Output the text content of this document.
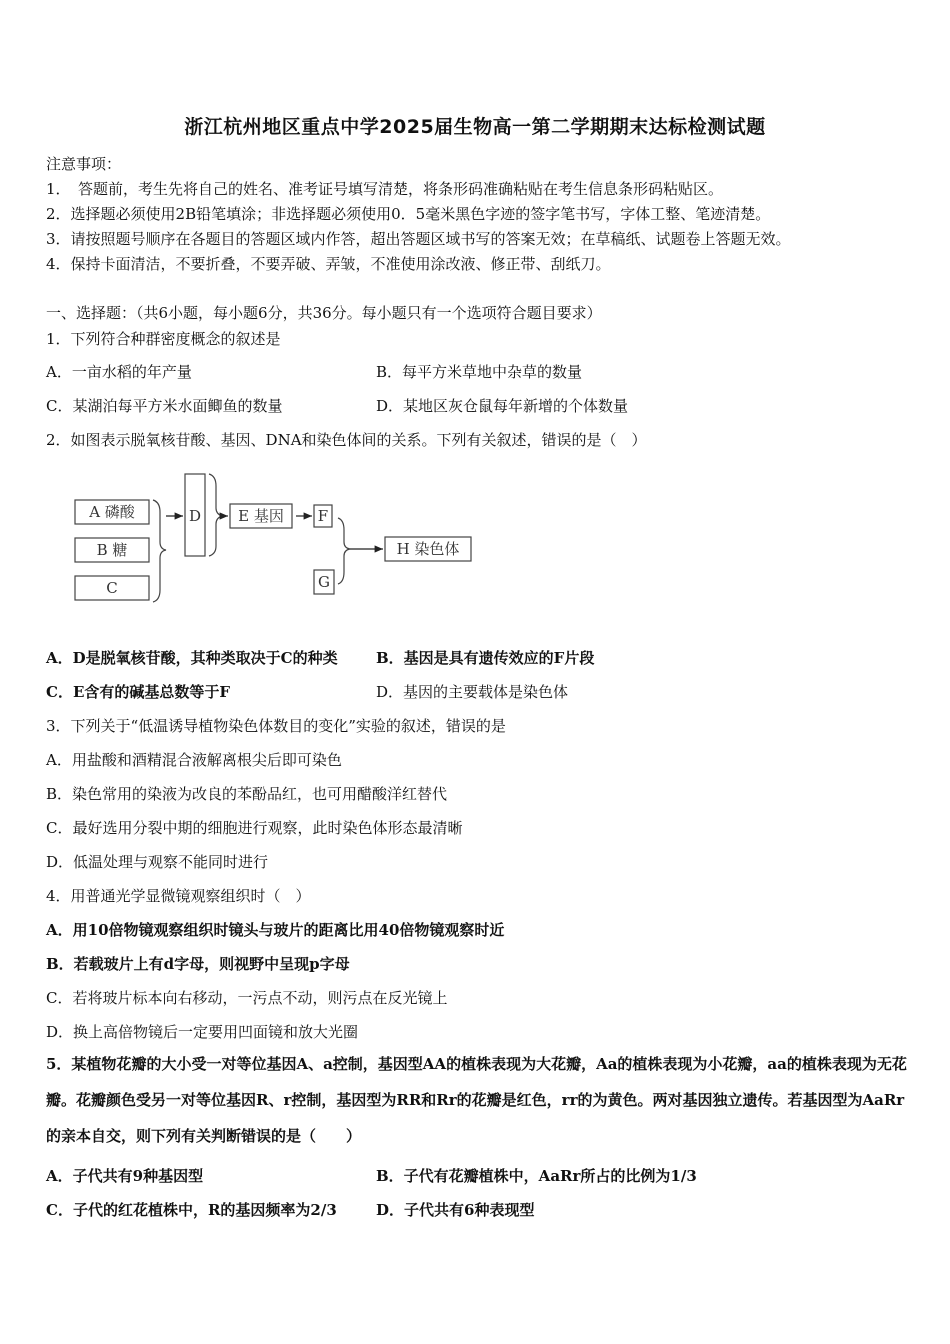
浙江杭州地区重点中学2025届生物高一第二学期期末达标检测试题
注意事项：
1．　答题前，考生先将自己的姓名、准考证号填写清楚，将条形码准确粘贴在考生信息条形码粘贴区。
2．选择题必须使用2B铅笔填涂；非选择题必须使用0．5毫米黑色字迹的签字笔书写，字体工整、笔迹清楚。
3．请按照题号顺序在各题目的答题区域内作答，超出答题区域书写的答案无效；在草稿纸、试题卷上答题无效。
4．保持卡面清洁，不要折叠，不要弄破、弄皱，不准使用涂改液、修正带、刮纸刀。
一、选择题：（共6小题，每小题6分，共36分。每小题只有一个选项符合题目要求）
1．下列符合种群密度概念的叙述是
A．一亩水稻的年产量	B．每平方米草地中杂草的数量
C．某湖泊每平方米水面鲫鱼的数量	D．某地区灰仓鼠每年新增的个体数量
2．如图表示脱氧核苷酸、基因、DNA和染色体间的关系。下列有关叙述，错误的是（　）
A 磷酸
B 糖
C
D E 基因 F
G
H 染色体
A．D是脱氧核苷酸，其种类取决于C的种类	B．基因是具有遗传效应的F片段
C．E含有的碱基总数等于F	D．基因的主要载体是染色体
3．下列关于“低温诱导植物染色体数目的变化”实验的叙述，错误的是
A．用盐酸和酒精混合液解离根尖后即可染色
B．染色常用的染液为改良的苯酚品红，也可用醋酸洋红替代
C．最好选用分裂中期的细胞进行观察，此时染色体形态最清晰
D．低温处理与观察不能同时进行
4．用普通光学显微镜观察组织时（　）
A．用10倍物镜观察组织时镜头与玻片的距离比用40倍物镜观察时近
B．若载玻片上有d字母，则视野中呈现p字母
C．若将玻片标本向右移动，一污点不动，则污点在反光镜上
D．换上高倍物镜后一定要用凹面镜和放大光圈
5．某植物花瓣的大小受一对等位基因A、a控制，基因型AA的植株表现为大花瓣，Aa的植株表现为小花瓣，aa的植株表现为无花瓣。花瓣颜色受另一对等位基因R、r控制，基因型为RR和Rr的花瓣是红色，rr的为黄色。两对基因独立遗传。若基因型为AaRr的亲本自交，则下列有关判断错误的是（　　）
A．子代共有9种基因型	B．子代有花瓣植株中，AaRr所占的比例为1/3
C．子代的红花植株中，R的基因频率为2/3	D．子代共有6种表现型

— Task statement —
Without the pictures, reproduce every line of the records above exactly.

— Exercise solution —
Output the text content of this document.
浙江杭州地区重点中学2025届生物高一第二学期期末达标检测试题
注意事项：
1．　答题前，考生先将自己的姓名、准考证号填写清楚，将条形码准确粘贴在考生信息条形码粘贴区。
2．选择题必须使用2B铅笔填涂；非选择题必须使用0．5毫米黑色字迹的签字笔书写，字体工整、笔迹清楚。
3．请按照题号顺序在各题目的答题区域内作答，超出答题区域书写的答案无效；在草稿纸、试题卷上答题无效。
4．保持卡面清洁，不要折叠，不要弄破、弄皱，不准使用涂改液、修正带、刮纸刀。
一、选择题：（共6小题，每小题6分，共36分。每小题只有一个选项符合题目要求）
1．下列符合种群密度概念的叙述是
A．一亩水稻的年产量	B．每平方米草地中杂草的数量
C．某湖泊每平方米水面鲫鱼的数量	D．某地区灰仓鼠每年新增的个体数量
2．如图表示脱氧核苷酸、基因、DNA和染色体间的关系。下列有关叙述，错误的是（　）
A 磷酸
B 糖
C
D E 基因 F
G
H 染色体
A．D是脱氧核苷酸，其种类取决于C的种类	B．基因是具有遗传效应的F片段
C．E含有的碱基总数等于F	D．基因的主要载体是染色体
3．下列关于“低温诱导植物染色体数目的变化”实验的叙述，错误的是
A．用盐酸和酒精混合液解离根尖后即可染色
B．染色常用的染液为改良的苯酚品红，也可用醋酸洋红替代
C．最好选用分裂中期的细胞进行观察，此时染色体形态最清晰
D．低温处理与观察不能同时进行
4．用普通光学显微镜观察组织时（　）
A．用10倍物镜观察组织时镜头与玻片的距离比用40倍物镜观察时近
B．若载玻片上有d字母，则视野中呈现p字母
C．若将玻片标本向右移动，一污点不动，则污点在反光镜上
D．换上高倍物镜后一定要用凹面镜和放大光圈
5．某植物花瓣的大小受一对等位基因A、a控制，基因型AA的植株表现为大花瓣，Aa的植株表现为小花瓣，aa的植株表现为无花瓣。花瓣颜色受另一对等位基因R、r控制，基因型为RR和Rr的花瓣是红色，rr的为黄色。两对基因独立遗传。若基因型为AaRr的亲本自交，则下列有关判断错误的是（　　）
A．子代共有9种基因型	B．子代有花瓣植株中，AaRr所占的比例为1/3
C．子代的红花植株中，R的基因频率为2/3	D．子代共有6种表现型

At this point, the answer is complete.